*AIM:* Search the listing for the string "Αστυνομικών" and copy every line that contains it.

-- BEGIN --

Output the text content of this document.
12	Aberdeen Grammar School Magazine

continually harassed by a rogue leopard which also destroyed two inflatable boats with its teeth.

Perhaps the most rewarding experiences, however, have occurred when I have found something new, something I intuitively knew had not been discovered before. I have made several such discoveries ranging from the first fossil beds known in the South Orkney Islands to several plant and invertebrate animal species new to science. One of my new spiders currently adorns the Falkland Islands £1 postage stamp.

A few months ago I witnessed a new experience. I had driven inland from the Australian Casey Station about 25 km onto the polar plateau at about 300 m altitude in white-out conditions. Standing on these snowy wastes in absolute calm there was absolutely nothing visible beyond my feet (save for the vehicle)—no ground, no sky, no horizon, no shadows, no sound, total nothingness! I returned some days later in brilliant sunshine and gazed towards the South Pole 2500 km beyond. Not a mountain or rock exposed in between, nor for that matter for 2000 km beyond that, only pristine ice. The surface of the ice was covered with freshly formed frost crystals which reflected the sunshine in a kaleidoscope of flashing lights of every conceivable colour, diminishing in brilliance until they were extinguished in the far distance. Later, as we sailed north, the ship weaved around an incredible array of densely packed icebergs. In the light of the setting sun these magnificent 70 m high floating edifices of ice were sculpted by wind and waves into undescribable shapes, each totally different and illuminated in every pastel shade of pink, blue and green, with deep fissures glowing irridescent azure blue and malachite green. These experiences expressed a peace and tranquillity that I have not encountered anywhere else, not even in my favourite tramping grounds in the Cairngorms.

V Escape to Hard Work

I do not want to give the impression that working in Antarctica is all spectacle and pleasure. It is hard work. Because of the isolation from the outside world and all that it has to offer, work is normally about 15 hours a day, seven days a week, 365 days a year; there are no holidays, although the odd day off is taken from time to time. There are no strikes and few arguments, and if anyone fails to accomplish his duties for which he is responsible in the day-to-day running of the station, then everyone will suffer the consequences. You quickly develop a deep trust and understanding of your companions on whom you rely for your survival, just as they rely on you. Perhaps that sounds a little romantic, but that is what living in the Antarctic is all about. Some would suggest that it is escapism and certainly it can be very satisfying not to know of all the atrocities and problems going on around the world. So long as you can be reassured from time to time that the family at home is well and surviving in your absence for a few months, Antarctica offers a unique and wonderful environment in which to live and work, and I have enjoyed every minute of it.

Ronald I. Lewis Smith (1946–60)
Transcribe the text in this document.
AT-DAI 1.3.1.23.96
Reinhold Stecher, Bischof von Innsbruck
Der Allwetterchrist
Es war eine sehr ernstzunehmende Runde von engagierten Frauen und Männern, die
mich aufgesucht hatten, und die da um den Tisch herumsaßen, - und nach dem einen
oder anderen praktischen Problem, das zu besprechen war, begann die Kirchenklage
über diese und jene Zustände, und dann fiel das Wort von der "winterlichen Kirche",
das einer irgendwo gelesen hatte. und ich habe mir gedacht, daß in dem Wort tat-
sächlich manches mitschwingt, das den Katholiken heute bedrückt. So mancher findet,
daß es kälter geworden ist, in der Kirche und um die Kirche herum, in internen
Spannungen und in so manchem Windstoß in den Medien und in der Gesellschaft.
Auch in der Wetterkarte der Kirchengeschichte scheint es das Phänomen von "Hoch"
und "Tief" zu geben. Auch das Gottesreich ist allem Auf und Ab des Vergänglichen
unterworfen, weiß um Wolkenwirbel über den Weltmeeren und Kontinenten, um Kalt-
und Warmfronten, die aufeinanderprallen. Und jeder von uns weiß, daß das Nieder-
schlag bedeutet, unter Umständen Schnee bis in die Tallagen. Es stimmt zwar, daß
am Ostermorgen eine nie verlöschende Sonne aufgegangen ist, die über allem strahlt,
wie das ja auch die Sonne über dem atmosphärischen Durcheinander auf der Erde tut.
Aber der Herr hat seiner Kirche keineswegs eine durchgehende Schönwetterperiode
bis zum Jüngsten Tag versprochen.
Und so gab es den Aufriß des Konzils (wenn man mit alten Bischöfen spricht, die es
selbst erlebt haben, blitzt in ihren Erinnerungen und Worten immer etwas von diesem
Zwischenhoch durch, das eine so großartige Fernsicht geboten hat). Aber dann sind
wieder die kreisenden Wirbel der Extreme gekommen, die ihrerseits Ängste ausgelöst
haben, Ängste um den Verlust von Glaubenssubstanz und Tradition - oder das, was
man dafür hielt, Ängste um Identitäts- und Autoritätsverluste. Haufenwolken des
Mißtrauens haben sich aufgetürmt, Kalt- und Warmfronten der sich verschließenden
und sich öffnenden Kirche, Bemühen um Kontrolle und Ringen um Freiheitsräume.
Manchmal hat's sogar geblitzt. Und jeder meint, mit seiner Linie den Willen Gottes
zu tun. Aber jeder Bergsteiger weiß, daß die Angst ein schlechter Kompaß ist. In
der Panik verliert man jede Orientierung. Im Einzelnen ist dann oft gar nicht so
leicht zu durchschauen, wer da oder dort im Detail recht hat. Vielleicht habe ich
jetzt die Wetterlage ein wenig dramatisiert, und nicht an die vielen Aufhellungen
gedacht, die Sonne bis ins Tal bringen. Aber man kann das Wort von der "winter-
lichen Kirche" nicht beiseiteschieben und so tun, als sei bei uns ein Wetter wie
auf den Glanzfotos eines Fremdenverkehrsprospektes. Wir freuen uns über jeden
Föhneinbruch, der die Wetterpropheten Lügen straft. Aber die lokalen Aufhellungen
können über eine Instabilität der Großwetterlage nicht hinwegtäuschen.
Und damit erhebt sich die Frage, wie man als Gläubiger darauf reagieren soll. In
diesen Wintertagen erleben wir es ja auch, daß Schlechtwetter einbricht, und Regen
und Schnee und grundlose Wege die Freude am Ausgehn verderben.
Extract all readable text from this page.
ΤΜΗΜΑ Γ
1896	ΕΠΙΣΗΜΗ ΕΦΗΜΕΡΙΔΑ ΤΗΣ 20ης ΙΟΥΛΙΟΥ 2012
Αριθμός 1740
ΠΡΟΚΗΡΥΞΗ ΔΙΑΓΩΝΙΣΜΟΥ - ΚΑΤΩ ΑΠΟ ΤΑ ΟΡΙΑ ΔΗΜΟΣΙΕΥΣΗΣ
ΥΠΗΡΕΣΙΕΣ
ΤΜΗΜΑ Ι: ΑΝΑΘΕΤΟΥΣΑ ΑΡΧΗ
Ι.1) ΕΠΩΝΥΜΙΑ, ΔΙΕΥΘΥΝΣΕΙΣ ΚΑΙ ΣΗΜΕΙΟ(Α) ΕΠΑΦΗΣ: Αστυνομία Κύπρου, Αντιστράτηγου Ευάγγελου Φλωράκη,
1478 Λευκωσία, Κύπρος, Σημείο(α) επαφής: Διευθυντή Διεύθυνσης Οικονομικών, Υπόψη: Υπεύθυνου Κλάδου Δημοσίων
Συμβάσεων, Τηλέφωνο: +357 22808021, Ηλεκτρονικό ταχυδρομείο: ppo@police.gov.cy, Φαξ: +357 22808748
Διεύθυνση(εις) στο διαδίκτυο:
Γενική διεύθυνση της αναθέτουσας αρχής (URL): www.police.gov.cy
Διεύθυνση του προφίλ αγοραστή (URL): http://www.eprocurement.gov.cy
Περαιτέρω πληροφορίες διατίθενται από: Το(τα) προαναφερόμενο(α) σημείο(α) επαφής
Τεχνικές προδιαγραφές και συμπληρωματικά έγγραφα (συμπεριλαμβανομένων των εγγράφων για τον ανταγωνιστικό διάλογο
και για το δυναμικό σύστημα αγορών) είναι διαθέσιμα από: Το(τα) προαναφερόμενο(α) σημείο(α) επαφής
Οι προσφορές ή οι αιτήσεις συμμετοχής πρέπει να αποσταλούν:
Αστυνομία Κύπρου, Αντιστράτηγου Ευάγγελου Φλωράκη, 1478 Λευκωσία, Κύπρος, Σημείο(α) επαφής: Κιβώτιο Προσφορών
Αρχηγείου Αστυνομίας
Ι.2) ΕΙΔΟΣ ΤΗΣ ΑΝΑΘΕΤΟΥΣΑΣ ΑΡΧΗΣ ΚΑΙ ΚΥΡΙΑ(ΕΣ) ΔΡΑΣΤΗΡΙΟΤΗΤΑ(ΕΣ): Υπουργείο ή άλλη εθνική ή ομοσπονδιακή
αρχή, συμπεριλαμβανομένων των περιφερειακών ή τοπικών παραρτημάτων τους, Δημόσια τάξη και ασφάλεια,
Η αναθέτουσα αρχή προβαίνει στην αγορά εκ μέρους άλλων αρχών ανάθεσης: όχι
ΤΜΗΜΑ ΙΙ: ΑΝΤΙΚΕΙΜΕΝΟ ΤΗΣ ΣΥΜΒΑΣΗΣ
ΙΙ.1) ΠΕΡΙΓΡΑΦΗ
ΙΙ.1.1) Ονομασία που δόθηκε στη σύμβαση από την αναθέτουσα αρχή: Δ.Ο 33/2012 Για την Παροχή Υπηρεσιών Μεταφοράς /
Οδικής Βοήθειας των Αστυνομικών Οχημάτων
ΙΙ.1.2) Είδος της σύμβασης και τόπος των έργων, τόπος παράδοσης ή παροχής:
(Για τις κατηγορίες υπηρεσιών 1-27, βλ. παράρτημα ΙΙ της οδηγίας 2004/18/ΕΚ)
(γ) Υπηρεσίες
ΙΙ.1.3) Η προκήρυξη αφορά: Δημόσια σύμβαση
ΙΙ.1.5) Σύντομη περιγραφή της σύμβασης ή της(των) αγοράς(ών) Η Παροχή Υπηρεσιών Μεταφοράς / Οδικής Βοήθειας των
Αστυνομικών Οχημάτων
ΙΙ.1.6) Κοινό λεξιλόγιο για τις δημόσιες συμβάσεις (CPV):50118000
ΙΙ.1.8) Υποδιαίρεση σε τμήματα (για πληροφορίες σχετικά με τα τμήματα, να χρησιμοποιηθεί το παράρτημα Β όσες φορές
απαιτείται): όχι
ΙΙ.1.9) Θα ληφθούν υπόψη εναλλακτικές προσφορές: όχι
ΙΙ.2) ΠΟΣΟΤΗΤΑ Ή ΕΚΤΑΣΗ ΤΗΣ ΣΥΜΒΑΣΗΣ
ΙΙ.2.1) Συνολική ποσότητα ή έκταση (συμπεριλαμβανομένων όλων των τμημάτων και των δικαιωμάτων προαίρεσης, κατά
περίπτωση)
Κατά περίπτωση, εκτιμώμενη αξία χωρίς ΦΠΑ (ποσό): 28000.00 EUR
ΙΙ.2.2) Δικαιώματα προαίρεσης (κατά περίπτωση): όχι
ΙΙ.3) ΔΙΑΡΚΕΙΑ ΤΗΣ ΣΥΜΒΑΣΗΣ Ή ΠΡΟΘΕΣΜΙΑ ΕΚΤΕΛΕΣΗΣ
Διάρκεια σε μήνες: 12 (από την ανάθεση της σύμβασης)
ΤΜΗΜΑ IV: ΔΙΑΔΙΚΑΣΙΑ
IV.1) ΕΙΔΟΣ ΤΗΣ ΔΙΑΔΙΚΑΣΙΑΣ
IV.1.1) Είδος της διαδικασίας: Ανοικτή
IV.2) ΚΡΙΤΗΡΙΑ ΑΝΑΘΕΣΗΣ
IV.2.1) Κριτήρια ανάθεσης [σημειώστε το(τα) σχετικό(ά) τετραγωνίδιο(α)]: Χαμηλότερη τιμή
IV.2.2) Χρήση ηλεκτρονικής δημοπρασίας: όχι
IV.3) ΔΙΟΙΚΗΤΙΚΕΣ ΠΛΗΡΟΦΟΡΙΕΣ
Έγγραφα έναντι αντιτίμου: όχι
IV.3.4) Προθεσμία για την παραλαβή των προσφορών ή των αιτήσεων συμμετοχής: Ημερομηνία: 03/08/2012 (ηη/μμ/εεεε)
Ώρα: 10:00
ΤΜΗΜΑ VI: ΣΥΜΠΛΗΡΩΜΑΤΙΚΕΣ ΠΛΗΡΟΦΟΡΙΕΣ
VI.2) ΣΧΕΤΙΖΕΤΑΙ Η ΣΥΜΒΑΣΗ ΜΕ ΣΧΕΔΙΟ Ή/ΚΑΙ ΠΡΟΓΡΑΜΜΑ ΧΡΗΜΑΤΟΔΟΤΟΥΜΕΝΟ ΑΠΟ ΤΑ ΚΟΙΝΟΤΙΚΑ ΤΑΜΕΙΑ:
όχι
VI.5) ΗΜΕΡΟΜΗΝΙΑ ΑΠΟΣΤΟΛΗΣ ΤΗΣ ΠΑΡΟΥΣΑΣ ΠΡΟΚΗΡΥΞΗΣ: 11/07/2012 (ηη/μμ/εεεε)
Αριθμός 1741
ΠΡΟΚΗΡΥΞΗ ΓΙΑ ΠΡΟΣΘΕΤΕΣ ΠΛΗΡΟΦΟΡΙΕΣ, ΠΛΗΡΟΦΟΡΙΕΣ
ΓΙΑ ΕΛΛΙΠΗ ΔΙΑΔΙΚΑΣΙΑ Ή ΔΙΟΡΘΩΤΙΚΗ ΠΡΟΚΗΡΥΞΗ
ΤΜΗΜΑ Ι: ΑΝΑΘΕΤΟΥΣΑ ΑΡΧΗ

-- END --

*CORRECT OUTPUT:*
Οδικής Βοήθειας των Αστυνομικών Οχημάτων
Αστυνομικών Οχημάτων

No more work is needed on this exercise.